* [REQUIRED WORK]:
Return every entry below word for word, leaving each line unchanged.

* [WORKING DATA]:

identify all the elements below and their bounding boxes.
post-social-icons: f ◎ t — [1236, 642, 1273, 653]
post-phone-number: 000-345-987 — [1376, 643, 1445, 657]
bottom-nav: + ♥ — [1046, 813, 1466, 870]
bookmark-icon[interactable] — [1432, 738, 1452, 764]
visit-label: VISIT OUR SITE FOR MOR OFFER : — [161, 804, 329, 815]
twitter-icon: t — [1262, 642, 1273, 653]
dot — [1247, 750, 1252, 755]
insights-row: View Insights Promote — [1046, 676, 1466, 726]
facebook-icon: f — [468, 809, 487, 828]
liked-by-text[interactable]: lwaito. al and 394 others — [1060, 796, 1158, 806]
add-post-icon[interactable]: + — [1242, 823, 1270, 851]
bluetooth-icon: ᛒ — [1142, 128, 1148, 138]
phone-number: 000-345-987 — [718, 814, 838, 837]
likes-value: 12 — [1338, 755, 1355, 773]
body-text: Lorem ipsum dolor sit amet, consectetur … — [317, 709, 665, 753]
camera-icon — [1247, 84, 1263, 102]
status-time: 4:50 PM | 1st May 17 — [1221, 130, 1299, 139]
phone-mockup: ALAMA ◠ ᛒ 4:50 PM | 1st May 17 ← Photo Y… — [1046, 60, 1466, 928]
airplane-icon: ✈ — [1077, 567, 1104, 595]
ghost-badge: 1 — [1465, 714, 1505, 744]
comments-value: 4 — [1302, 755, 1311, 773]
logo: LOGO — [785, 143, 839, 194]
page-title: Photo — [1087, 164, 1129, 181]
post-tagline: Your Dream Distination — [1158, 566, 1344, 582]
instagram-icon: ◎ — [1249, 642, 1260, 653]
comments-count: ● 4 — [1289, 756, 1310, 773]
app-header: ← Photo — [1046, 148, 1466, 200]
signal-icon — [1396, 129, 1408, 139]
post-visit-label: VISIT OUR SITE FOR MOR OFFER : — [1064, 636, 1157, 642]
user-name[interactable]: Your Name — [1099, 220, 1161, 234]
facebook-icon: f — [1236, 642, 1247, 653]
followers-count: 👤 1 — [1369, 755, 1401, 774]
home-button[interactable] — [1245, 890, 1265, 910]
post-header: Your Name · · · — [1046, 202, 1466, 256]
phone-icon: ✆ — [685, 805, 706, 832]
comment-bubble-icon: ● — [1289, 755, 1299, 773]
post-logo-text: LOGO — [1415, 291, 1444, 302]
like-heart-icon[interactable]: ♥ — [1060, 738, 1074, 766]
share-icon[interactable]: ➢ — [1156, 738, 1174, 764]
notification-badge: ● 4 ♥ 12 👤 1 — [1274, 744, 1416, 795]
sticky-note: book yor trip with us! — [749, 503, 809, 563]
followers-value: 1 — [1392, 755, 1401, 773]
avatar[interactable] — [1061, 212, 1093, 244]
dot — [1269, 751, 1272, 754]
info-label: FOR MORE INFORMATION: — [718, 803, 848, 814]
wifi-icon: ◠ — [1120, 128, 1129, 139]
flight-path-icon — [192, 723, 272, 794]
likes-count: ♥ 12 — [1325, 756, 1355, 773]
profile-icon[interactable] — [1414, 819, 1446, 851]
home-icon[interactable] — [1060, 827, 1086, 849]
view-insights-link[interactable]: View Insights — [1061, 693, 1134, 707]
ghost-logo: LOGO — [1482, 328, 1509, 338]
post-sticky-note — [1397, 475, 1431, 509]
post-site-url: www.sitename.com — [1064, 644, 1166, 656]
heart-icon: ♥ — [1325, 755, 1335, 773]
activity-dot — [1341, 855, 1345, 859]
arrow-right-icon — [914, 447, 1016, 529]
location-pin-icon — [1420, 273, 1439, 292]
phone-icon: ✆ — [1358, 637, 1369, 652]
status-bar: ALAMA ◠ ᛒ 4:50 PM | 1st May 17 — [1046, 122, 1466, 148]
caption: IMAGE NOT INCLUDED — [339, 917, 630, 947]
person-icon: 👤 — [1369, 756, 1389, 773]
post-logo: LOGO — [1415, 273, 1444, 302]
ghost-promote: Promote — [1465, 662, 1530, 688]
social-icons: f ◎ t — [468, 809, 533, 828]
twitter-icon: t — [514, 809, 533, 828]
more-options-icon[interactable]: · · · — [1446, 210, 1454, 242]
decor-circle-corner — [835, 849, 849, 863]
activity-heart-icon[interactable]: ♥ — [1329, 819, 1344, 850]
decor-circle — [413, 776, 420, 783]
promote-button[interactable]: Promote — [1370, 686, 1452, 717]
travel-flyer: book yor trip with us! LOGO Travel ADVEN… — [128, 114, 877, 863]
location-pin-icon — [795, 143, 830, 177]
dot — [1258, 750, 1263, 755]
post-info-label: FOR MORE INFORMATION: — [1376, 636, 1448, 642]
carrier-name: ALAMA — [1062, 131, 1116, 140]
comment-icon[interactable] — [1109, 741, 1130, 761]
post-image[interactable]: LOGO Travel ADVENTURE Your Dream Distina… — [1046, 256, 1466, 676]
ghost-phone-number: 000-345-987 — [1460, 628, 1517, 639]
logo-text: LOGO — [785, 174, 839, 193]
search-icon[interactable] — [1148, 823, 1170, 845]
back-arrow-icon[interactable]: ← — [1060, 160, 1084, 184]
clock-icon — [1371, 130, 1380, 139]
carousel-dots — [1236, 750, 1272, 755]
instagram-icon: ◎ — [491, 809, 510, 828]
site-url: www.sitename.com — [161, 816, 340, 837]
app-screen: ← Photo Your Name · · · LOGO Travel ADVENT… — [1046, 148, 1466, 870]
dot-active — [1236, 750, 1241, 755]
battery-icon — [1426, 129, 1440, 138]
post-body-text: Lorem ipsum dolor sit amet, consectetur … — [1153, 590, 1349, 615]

* [SOLUTION FOR THIS EXERCISE]:
identify all the elements below and their bounding boxes.
post-social-icons: f ◎ t — [1236, 642, 1273, 653]
post-phone-number: 000-345-987 — [1376, 643, 1445, 657]
bottom-nav: + ♥ — [1046, 813, 1466, 870]
bookmark-icon[interactable] — [1432, 738, 1452, 764]
visit-label: VISIT OUR SITE FOR MOR OFFER : — [161, 804, 329, 815]
twitter-icon: t — [1262, 642, 1273, 653]
dot — [1247, 750, 1252, 755]
insights-row: View Insights Promote — [1046, 676, 1466, 726]
facebook-icon: f — [468, 809, 487, 828]
liked-by-text[interactable]: lwaito. al and 394 others — [1060, 796, 1158, 806]
add-post-icon[interactable]: + — [1242, 823, 1270, 851]
bluetooth-icon: ᛒ — [1142, 128, 1148, 138]
phone-number: 000-345-987 — [718, 814, 838, 837]
likes-value: 12 — [1338, 755, 1355, 773]
body-text: Lorem ipsum dolor sit amet, consectetur … — [317, 709, 665, 753]
camera-icon — [1247, 84, 1263, 102]
status-time: 4:50 PM | 1st May 17 — [1221, 130, 1299, 139]
phone-mockup: ALAMA ◠ ᛒ 4:50 PM | 1st May 17 ← Photo Y… — [1046, 60, 1466, 928]
airplane-icon: ✈ — [1077, 567, 1104, 595]
ghost-badge: 1 — [1465, 714, 1505, 744]
comments-value: 4 — [1302, 755, 1311, 773]
logo: LOGO — [785, 143, 839, 194]
page-title: Photo — [1087, 164, 1129, 181]
post-tagline: Your Dream Distination — [1158, 566, 1344, 582]
instagram-icon: ◎ — [1249, 642, 1260, 653]
comments-count: ● 4 — [1289, 756, 1310, 773]
app-header: ← Photo — [1046, 148, 1466, 200]
signal-icon — [1396, 129, 1408, 139]
post-visit-label: VISIT OUR SITE FOR MOR OFFER : — [1064, 636, 1157, 642]
user-name[interactable]: Your Name — [1099, 220, 1161, 234]
facebook-icon: f — [1236, 642, 1247, 653]
followers-count: 👤 1 — [1369, 755, 1401, 774]
home-button[interactable] — [1245, 890, 1265, 910]
post-header: Your Name · · · — [1046, 202, 1466, 256]
phone-icon: ✆ — [685, 805, 706, 832]
comment-bubble-icon: ● — [1289, 755, 1299, 773]
post-logo-text: LOGO — [1415, 291, 1444, 302]
like-heart-icon[interactable]: ♥ — [1060, 738, 1074, 766]
share-icon[interactable]: ➢ — [1156, 738, 1174, 764]
notification-badge: ● 4 ♥ 12 👤 1 — [1274, 744, 1416, 795]
sticky-note: book yor trip with us! — [749, 503, 809, 563]
followers-value: 1 — [1392, 755, 1401, 773]
avatar[interactable] — [1061, 212, 1093, 244]
dot — [1269, 751, 1272, 754]
info-label: FOR MORE INFORMATION: — [718, 803, 848, 814]
wifi-icon: ◠ — [1120, 128, 1129, 139]
flight-path-icon — [192, 723, 272, 794]
likes-count: ♥ 12 — [1325, 756, 1355, 773]
profile-icon[interactable] — [1414, 819, 1446, 851]
home-icon[interactable] — [1060, 827, 1086, 849]
view-insights-link[interactable]: View Insights — [1061, 693, 1134, 707]
ghost-logo: LOGO — [1482, 328, 1509, 338]
post-sticky-note — [1397, 475, 1431, 509]
post-site-url: www.sitename.com — [1064, 644, 1166, 656]
heart-icon: ♥ — [1325, 755, 1335, 773]
activity-dot — [1341, 855, 1345, 859]
arrow-right-icon — [914, 447, 1016, 529]
location-pin-icon — [1420, 273, 1439, 292]
phone-icon: ✆ — [1358, 637, 1369, 652]
status-bar: ALAMA ◠ ᛒ 4:50 PM | 1st May 17 — [1046, 122, 1466, 148]
caption: IMAGE NOT INCLUDED — [339, 917, 630, 947]
person-icon: 👤 — [1369, 756, 1389, 773]
post-logo: LOGO — [1415, 273, 1444, 302]
ghost-promote: Promote — [1465, 662, 1530, 688]
social-icons: f ◎ t — [468, 809, 533, 828]
twitter-icon: t — [514, 809, 533, 828]
more-options-icon[interactable]: · · · — [1446, 210, 1454, 242]
decor-circle-corner — [835, 849, 849, 863]
activity-heart-icon[interactable]: ♥ — [1329, 819, 1344, 850]
decor-circle — [413, 776, 420, 783]
promote-button[interactable]: Promote — [1370, 686, 1452, 717]
travel-flyer: book yor trip with us! LOGO Travel ADVEN… — [128, 114, 877, 863]
location-pin-icon — [795, 143, 830, 177]
dot — [1258, 750, 1263, 755]
post-info-label: FOR MORE INFORMATION: — [1376, 636, 1448, 642]
carrier-name: ALAMA — [1062, 131, 1116, 140]
comment-icon[interactable] — [1109, 741, 1130, 761]
post-image[interactable]: LOGO Travel ADVENTURE Your Dream Distina… — [1046, 256, 1466, 676]
ghost-phone-number: 000-345-987 — [1460, 628, 1517, 639]
logo-text: LOGO — [785, 174, 839, 193]
search-icon[interactable] — [1148, 823, 1170, 845]
back-arrow-icon[interactable]: ← — [1060, 160, 1084, 184]
clock-icon — [1371, 130, 1380, 139]
carousel-dots — [1236, 750, 1272, 755]
instagram-icon: ◎ — [491, 809, 510, 828]
site-url: www.sitename.com — [161, 816, 340, 837]
app-screen: ← Photo Your Name · · · LOGO Travel ADVENT… — [1046, 148, 1466, 870]
dot-active — [1236, 750, 1241, 755]
battery-icon — [1426, 129, 1440, 138]
post-body-text: Lorem ipsum dolor sit amet, consectetur … — [1153, 590, 1349, 615]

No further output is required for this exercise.